Dataset items
:::::
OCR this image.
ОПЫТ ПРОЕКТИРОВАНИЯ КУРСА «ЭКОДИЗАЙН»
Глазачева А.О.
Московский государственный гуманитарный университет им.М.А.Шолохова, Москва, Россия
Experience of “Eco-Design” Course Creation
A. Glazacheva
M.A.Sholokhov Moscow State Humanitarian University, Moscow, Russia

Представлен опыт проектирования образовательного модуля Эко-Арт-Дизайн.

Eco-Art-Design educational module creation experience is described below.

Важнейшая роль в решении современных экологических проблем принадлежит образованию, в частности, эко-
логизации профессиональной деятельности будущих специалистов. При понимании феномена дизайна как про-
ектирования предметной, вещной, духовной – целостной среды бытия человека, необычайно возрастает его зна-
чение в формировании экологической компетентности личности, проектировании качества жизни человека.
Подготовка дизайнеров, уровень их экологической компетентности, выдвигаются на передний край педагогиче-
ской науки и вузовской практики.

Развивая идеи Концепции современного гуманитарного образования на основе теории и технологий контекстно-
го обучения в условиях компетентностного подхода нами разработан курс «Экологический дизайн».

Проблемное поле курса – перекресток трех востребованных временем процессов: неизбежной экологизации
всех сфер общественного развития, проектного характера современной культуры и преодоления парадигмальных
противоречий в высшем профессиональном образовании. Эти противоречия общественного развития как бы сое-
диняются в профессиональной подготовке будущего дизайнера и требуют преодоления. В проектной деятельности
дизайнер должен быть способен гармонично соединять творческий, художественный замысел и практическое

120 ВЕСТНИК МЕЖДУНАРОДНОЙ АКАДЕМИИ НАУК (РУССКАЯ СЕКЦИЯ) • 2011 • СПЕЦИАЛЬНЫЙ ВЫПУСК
:::::
| Given request |
Show, from the listing above, each line that contains the word "преодоления".

| In response |
всех сфер общественного развития, проектного характера современной культуры и преодоления парадигмальных
диняются в профессиональной подготовке будущего дизайнера и требуют преодоления. В проектной деятельности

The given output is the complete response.